_Given problem 1_
Answer these questions from the transcript, one line each:
(a) Is the downtime next year or in 2012?
(b) In what currency does the company get paid?
(c) Of the 31 rigs in the Permian, how many are focused on horizontal?
_Given problem 2_
From the transcript, set down word for word the passage that begins at the words "Okay. So the" and stops after "it at that.".

Okay. So the downtime is next year, not 2012?

Rodney J. Eichler

Analyst · Doug Leggate with Bank of America

That's correct.

Douglas George Blyth Leggate - BofA Merrill Lynch, Research Division

Analyst · Doug Leggate with Bank of America

Okay. Second one for me, Steve, again, just I want to get back to you just again. Unfortunately, it still comes up as an issue, an overhang in terms of the uncertainty over there. One issue I wanted to get some clarity on is the risk of devaluation of the Egyptian currency. How does that affect your business? And I'll leave it at that.

G. Steven Farris

Analyst · Doug Leggate with Bank of America

Well, Rod might wanted to jump in there too. In terms of -- we get paid in U.S. dollars. In fact, we export the biggest bulk of our crude production, and that's based on dollars. And the gas sales to Egypt you see are based on U.S. dollar equivalent. So we really shouldn't have any impact based on the dollar side other than maybe a little higher op costs just because they're paid in Egyptian pounds. Egyptian workers are paid in Egyptian pounds.

Operator

Operator

Your next question comes from the line of John Freeman with Raymond James. John Freeman - Raymond James & Associates, Inc., Research Division: Focusing on sort of the weakness we've seen on NGL pricing, especially sort of in the Mid-Con region. I believe you've got like a pricing contract that's coming up pretty soon that's due on the technical side. Just sort of how you are thinking about it, maybe various options that you're considering to maybe address what's going on in the NGL pricing.

G. Steven Farris

Analyst · John Freeman with Raymond James

Well, actually, there's an awful lot of work going on in the industry around that in terms of pipelines, and we're not excluded from that concept. And this is a little longer-term view of life. And it's quarter-to-quarter, but a little bit like we're facing in the Permian Basin. With the resource potential both in the Anadarko Basin and the Permian Basin, the easiest thing to pick is infrastructure, frankly. I mean, it's an industry we're facing that in the Permian, and it's -- those things are going to get built. It might be a quarter late, and everybody wants to project in their numbers. And I don't have any specifics associated with it. I'm just talking a little bit like Crosstex and our step there. In all truthfulness, I don't worry about infrastructure if the wells are good enough. John Freeman - Raymond James & Associates, Inc., Research Division: Okay. If I just shift over to the Permian. Of the 31 rigs you got at the moment, you mentioned 6, right now, are focused on horizontal. I'm trying to get a sense of, around the end of the year, what you would envision that split looking like in terms of horizontal versus vertical.

_Excerpted data_

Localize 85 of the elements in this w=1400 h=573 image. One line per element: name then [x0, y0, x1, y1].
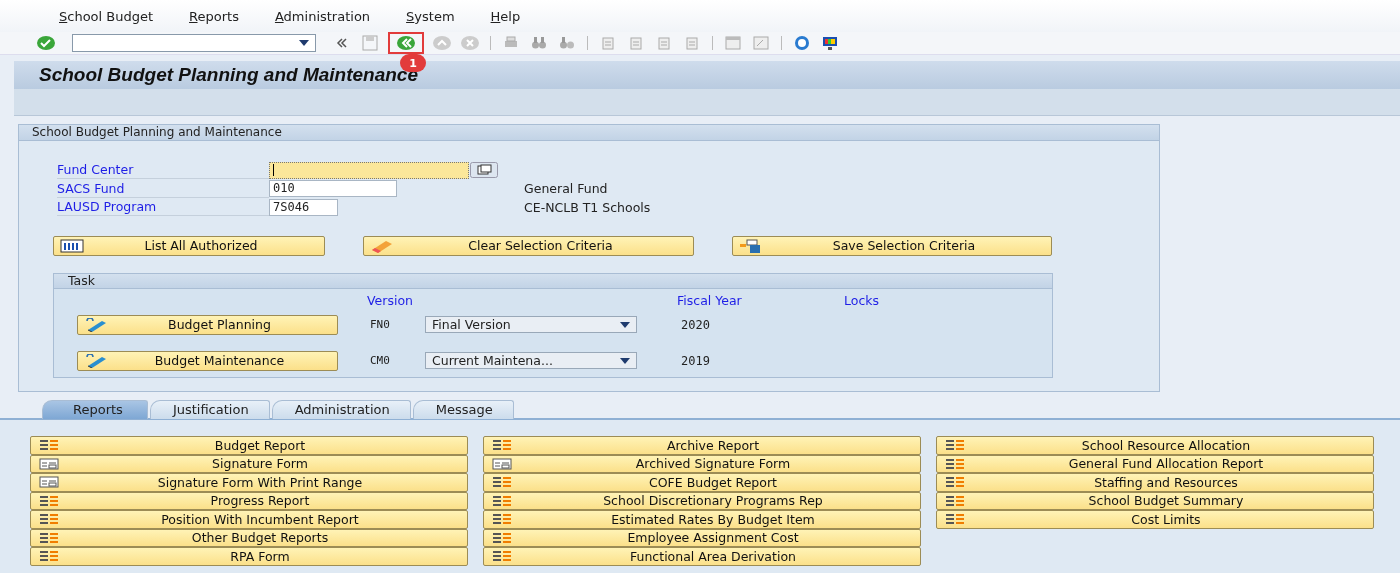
callout-badge: 1 — [400, 54, 426, 72]
field-label[interactable]: Fund Center — [57, 161, 269, 180]
tab[interactable]: Reports — [42, 400, 148, 419]
binoculars-icon — [529, 35, 549, 51]
up-icon — [432, 35, 452, 51]
list-icon — [60, 238, 84, 253]
dropdown-arrow-icon[interactable] — [299, 40, 309, 46]
help-icon[interactable] — [792, 35, 812, 51]
monitor-icon[interactable] — [820, 35, 840, 51]
field-description: CE-NCLB T1 Schools — [524, 199, 651, 215]
report-icon — [39, 494, 59, 507]
menu-item[interactable]: Help — [490, 8, 521, 24]
report-button[interactable]: Archive Report — [483, 436, 921, 455]
value-help-icon[interactable] — [470, 162, 498, 179]
task-title: Task — [68, 272, 95, 288]
menu-item[interactable]: System — [406, 8, 455, 24]
version-dropdown[interactable]: Final Version — [425, 316, 637, 333]
field-description: General Fund — [524, 181, 608, 197]
input-field[interactable]: 010 — [269, 180, 397, 198]
form-icon — [39, 457, 59, 470]
menu-item[interactable]: School Budget — [59, 8, 154, 24]
form-icon — [39, 476, 59, 489]
pencil-icon — [84, 317, 108, 332]
action-button[interactable]: List All Authorized — [53, 235, 325, 256]
save-variant-icon — [739, 238, 763, 253]
input-field[interactable]: 7S046 — [269, 198, 338, 216]
report-icon — [945, 494, 965, 507]
eraser-icon — [370, 238, 394, 253]
form-icon — [492, 457, 512, 470]
report-button[interactable]: Signature Form With Print Range — [30, 473, 468, 492]
report-button[interactable]: RPA Form — [30, 547, 468, 566]
column-header: Version — [367, 292, 413, 308]
version-dropdown[interactable]: Current Maintena... — [425, 352, 637, 369]
task-button[interactable]: Budget Planning — [77, 314, 338, 335]
report-icon — [945, 457, 965, 470]
save-icon — [360, 35, 380, 51]
report-icon — [492, 476, 512, 489]
report-icon — [492, 494, 512, 507]
menu-item[interactable]: Administration — [274, 8, 371, 24]
report-icon — [492, 550, 512, 563]
tab[interactable]: Administration — [271, 400, 411, 419]
report-button[interactable]: COFE Budget Report — [483, 473, 921, 492]
version-code: FN0 — [369, 318, 391, 331]
report-icon — [945, 439, 965, 452]
dropdown-arrow-icon[interactable] — [620, 321, 630, 328]
version-code: CM0 — [369, 354, 391, 367]
pencil-icon — [84, 353, 108, 368]
back-icon[interactable] — [396, 35, 416, 51]
tab[interactable]: Message — [412, 400, 514, 419]
report-button[interactable]: Staffing and Resources — [936, 473, 1374, 492]
report-button[interactable]: Estimated Rates By Budget Item — [483, 510, 921, 529]
action-button[interactable]: Clear Selection Criteria — [363, 235, 694, 256]
action-button[interactable]: Save Selection Criteria — [732, 235, 1052, 256]
find-next-icon — [557, 35, 577, 51]
report-icon — [492, 513, 512, 526]
report-button[interactable]: Position With Incumbent Report — [30, 510, 468, 529]
report-button[interactable]: Budget Report — [30, 436, 468, 455]
report-icon — [945, 476, 965, 489]
input-field[interactable] — [269, 161, 469, 179]
report-button[interactable]: Functional Area Derivation — [483, 547, 921, 566]
report-icon — [492, 531, 512, 544]
task-button[interactable]: Budget Maintenance — [77, 350, 338, 371]
tab[interactable]: Justification — [149, 400, 270, 419]
fiscal-year: 2020 — [681, 317, 710, 332]
fiscal-year: 2019 — [681, 353, 710, 368]
command-field[interactable] — [72, 34, 316, 52]
menu-item[interactable]: Reports — [189, 8, 239, 24]
report-icon — [39, 531, 59, 544]
report-icon — [492, 439, 512, 452]
window-icon — [751, 35, 771, 51]
window-icon — [723, 35, 743, 51]
dropdown-arrow-icon[interactable] — [620, 357, 630, 364]
report-icon — [39, 513, 59, 526]
group-title: School Budget Planning and Maintenance — [32, 125, 282, 139]
column-header: Fiscal Year — [677, 292, 742, 308]
report-icon — [39, 439, 59, 452]
report-icon — [39, 550, 59, 563]
report-button[interactable]: School Resource Allocation — [936, 436, 1374, 455]
checkmark-icon[interactable] — [36, 35, 56, 51]
column-header: Locks — [844, 292, 880, 308]
report-icon — [945, 513, 965, 526]
field-label[interactable]: SACS Fund — [57, 179, 269, 198]
cancel-icon — [460, 35, 480, 51]
report-button[interactable]: Cost Limits — [936, 510, 1374, 529]
field-label[interactable]: LAUSD Program — [57, 198, 269, 217]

_Task solution 1_
(a) Next year.
(b) U.S. dollars.
(c) 6.

_Task solution 2_
Okay. So the downtime is next year, not 2012?

Rodney J. Eichler

Analyst · Doug Leggate with Bank of America

That's correct.

Douglas George Blyth Leggate - BofA Merrill Lynch, Research Division

Analyst · Doug Leggate with Bank of America

Okay. Second one for me, Steve, again, just I want to get back to you just again. Unfortunately, it still comes up as an issue, an overhang in terms of the uncertainty over there. One issue I wanted to get some clarity on is the risk of devaluation of the Egyptian currency. How does that affect your business? And I'll leave it at that.